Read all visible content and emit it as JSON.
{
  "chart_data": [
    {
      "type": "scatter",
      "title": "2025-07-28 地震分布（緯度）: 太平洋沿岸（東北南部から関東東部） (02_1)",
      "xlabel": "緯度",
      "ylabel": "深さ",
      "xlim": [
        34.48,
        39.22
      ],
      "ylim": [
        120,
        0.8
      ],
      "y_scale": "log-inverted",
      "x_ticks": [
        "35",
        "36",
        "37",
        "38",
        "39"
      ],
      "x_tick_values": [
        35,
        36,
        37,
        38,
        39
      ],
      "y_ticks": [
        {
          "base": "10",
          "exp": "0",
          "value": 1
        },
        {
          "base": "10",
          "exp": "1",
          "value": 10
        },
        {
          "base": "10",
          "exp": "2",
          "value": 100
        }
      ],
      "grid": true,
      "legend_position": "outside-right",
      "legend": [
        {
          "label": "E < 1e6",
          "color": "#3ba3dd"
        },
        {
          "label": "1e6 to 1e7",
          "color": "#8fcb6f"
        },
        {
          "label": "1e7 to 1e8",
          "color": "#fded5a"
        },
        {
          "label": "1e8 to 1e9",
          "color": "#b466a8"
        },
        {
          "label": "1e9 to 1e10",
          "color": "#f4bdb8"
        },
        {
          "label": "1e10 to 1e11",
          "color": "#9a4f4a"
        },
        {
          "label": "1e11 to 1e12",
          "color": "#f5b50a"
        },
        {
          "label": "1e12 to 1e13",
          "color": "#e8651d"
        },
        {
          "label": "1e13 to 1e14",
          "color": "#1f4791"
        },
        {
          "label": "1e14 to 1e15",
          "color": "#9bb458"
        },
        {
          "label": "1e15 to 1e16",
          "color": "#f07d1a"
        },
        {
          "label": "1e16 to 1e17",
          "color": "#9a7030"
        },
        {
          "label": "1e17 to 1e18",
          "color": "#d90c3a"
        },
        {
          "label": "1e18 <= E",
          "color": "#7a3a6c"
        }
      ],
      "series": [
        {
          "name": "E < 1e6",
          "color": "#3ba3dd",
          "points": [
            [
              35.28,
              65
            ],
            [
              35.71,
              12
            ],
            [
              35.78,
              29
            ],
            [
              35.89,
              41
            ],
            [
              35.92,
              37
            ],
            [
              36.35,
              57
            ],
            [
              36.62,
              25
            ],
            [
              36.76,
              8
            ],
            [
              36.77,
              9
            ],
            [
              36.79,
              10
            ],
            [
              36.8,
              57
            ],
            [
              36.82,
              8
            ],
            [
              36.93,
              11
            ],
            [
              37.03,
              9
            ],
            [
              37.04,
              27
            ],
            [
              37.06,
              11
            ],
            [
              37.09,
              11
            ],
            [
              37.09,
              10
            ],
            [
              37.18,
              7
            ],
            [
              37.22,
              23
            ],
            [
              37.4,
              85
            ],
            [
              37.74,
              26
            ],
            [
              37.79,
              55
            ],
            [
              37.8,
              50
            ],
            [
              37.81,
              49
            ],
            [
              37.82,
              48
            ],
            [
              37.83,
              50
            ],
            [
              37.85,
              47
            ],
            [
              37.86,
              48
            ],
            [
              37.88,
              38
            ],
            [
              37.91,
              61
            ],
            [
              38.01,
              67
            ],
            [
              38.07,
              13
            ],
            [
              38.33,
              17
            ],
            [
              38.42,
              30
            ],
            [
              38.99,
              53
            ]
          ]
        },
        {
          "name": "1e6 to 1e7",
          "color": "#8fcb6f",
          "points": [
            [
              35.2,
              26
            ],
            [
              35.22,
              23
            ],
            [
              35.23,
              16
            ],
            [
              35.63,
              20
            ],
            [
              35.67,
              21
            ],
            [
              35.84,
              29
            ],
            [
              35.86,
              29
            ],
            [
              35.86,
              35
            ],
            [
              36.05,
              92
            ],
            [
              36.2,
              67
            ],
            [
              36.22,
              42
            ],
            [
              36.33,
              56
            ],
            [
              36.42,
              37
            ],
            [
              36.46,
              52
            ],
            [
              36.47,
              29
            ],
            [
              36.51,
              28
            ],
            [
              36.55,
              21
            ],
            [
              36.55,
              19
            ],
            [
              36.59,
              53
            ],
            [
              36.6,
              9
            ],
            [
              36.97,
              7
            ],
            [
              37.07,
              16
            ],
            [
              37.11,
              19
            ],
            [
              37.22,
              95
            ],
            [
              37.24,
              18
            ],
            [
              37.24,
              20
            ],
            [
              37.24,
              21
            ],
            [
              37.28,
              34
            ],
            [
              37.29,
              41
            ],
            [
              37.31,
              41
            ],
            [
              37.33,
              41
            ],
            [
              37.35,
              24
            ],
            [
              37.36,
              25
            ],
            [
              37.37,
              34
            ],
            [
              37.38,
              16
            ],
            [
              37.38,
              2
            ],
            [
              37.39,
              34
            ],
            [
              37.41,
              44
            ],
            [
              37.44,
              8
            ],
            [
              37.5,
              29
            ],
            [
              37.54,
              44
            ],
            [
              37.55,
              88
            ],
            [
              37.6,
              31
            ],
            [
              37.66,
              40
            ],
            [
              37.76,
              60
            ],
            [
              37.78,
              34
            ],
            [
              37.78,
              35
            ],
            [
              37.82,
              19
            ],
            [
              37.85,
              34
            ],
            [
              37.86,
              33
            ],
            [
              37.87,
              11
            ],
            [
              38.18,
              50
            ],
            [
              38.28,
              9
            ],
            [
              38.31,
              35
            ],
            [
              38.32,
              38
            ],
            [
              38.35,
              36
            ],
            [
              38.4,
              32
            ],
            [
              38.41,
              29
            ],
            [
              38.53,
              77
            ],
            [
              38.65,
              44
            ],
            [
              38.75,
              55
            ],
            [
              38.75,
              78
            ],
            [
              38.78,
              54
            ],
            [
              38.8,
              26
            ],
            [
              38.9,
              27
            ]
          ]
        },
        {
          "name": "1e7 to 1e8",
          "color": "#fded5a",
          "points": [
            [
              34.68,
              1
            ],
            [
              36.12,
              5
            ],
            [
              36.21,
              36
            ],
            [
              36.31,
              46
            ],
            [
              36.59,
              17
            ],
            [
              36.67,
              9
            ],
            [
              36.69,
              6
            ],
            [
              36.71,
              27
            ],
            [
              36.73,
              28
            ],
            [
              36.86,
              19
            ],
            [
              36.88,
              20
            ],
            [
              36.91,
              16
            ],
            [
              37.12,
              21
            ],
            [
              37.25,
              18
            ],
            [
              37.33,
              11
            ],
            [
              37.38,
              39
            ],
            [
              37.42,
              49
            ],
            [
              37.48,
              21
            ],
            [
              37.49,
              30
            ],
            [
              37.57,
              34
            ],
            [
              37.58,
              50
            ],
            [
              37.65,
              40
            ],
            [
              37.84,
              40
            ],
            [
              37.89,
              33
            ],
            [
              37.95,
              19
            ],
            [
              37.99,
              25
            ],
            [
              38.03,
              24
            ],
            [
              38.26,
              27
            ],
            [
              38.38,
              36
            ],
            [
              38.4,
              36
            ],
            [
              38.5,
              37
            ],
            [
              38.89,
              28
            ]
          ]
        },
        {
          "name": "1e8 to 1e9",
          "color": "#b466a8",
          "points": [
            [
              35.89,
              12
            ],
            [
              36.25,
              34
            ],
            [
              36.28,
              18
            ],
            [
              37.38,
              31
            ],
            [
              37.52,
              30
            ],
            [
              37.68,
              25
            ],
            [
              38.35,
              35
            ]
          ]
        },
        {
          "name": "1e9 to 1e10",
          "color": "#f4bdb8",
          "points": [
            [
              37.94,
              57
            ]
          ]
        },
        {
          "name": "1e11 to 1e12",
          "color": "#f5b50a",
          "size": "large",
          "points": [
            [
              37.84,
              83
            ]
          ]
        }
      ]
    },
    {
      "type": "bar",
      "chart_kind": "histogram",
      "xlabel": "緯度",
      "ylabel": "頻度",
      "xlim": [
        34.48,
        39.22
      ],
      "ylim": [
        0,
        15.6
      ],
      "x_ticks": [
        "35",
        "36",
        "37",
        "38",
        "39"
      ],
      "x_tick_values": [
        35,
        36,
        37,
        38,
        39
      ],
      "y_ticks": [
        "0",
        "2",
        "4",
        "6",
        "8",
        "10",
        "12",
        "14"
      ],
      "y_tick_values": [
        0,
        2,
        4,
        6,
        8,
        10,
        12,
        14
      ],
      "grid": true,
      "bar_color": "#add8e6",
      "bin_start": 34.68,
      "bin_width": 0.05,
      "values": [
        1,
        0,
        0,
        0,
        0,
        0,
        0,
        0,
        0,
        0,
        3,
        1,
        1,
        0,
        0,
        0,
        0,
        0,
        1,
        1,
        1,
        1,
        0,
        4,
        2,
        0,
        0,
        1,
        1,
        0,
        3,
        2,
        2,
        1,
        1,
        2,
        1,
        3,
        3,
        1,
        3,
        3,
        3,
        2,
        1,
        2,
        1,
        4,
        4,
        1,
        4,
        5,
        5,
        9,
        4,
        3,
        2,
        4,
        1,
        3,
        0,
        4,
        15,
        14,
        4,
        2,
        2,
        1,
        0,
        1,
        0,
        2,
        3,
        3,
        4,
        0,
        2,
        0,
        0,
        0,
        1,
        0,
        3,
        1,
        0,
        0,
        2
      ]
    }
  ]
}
* * * * *
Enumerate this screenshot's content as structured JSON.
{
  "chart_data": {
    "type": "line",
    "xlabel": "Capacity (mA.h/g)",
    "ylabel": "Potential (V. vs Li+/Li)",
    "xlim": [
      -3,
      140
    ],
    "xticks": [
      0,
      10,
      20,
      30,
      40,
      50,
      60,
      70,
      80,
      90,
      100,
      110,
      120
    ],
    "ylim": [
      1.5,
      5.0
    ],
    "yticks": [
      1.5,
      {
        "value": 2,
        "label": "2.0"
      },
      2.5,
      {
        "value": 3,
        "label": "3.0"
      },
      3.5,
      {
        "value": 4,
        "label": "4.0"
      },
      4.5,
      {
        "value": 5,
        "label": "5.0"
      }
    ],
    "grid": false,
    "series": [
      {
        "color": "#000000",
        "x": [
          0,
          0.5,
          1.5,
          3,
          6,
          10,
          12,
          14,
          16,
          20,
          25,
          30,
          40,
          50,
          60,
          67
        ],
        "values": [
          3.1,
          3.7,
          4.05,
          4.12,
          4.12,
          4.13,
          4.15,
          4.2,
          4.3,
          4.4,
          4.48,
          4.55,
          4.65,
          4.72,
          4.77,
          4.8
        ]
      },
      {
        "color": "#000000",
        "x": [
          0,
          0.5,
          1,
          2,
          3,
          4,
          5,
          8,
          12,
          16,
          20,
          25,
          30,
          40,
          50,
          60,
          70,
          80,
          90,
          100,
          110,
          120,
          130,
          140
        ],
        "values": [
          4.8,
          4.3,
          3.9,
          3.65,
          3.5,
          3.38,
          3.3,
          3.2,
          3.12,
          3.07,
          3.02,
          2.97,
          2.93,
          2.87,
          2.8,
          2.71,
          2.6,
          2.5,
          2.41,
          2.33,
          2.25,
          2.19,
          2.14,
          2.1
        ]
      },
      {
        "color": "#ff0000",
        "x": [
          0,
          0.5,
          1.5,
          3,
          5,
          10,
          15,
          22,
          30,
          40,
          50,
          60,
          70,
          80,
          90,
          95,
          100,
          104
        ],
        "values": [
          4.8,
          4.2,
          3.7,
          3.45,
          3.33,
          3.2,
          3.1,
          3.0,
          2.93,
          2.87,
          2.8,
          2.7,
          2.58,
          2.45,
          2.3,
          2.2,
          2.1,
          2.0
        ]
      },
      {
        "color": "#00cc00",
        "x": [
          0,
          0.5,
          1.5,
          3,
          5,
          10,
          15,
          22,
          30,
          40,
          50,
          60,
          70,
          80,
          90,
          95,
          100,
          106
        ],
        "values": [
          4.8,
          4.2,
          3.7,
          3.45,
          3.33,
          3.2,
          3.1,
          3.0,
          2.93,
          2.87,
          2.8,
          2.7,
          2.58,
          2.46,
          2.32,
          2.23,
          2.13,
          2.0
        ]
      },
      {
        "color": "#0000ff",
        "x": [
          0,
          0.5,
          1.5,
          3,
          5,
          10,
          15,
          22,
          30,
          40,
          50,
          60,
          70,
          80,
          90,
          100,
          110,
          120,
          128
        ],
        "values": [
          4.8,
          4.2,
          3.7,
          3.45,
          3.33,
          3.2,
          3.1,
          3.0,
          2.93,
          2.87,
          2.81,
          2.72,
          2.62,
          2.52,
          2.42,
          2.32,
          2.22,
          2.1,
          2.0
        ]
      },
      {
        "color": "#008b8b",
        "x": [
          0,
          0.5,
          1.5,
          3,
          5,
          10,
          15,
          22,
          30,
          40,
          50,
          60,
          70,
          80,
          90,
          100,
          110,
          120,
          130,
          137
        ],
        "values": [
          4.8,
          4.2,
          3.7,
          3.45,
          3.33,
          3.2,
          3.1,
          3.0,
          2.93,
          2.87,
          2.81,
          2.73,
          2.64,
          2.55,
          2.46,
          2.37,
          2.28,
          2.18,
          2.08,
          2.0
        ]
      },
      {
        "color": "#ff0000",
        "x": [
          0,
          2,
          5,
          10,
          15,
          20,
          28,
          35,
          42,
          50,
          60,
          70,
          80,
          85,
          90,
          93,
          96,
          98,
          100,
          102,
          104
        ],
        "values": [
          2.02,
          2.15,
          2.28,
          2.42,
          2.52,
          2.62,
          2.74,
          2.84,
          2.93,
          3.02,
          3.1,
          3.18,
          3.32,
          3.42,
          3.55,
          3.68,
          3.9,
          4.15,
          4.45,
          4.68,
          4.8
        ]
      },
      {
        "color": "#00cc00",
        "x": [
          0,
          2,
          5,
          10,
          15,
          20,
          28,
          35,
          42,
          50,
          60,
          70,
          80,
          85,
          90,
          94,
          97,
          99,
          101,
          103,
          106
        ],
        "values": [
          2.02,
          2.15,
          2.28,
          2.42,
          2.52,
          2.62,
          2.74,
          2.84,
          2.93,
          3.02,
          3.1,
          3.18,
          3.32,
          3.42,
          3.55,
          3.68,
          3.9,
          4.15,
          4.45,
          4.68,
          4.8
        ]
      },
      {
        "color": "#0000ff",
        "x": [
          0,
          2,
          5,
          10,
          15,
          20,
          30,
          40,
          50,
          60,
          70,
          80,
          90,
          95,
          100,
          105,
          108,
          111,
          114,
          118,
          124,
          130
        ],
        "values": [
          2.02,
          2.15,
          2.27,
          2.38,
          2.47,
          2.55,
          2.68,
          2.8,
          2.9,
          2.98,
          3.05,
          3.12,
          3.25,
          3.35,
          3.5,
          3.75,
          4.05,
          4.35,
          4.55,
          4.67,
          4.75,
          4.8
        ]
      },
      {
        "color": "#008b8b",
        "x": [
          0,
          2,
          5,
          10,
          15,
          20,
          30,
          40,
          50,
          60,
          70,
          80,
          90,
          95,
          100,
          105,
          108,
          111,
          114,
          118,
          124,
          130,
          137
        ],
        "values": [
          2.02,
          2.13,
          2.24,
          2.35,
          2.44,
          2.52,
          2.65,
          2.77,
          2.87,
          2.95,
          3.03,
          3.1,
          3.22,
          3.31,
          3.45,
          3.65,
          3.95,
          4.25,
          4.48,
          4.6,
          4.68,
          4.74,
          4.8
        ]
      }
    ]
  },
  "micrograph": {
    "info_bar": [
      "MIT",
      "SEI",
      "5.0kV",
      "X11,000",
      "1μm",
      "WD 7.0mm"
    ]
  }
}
* * * * *
● **What you should do**
Find the lines containing "name" and pull them out.

● **Result**
          "name": "E < 1e6",
          "name": "1e6 to 1e7",
          "name": "1e7 to 1e8",
          "name": "1e8 to 1e9",
          "name": "1e9 to 1e10",
          "name": "1e11 to 1e12",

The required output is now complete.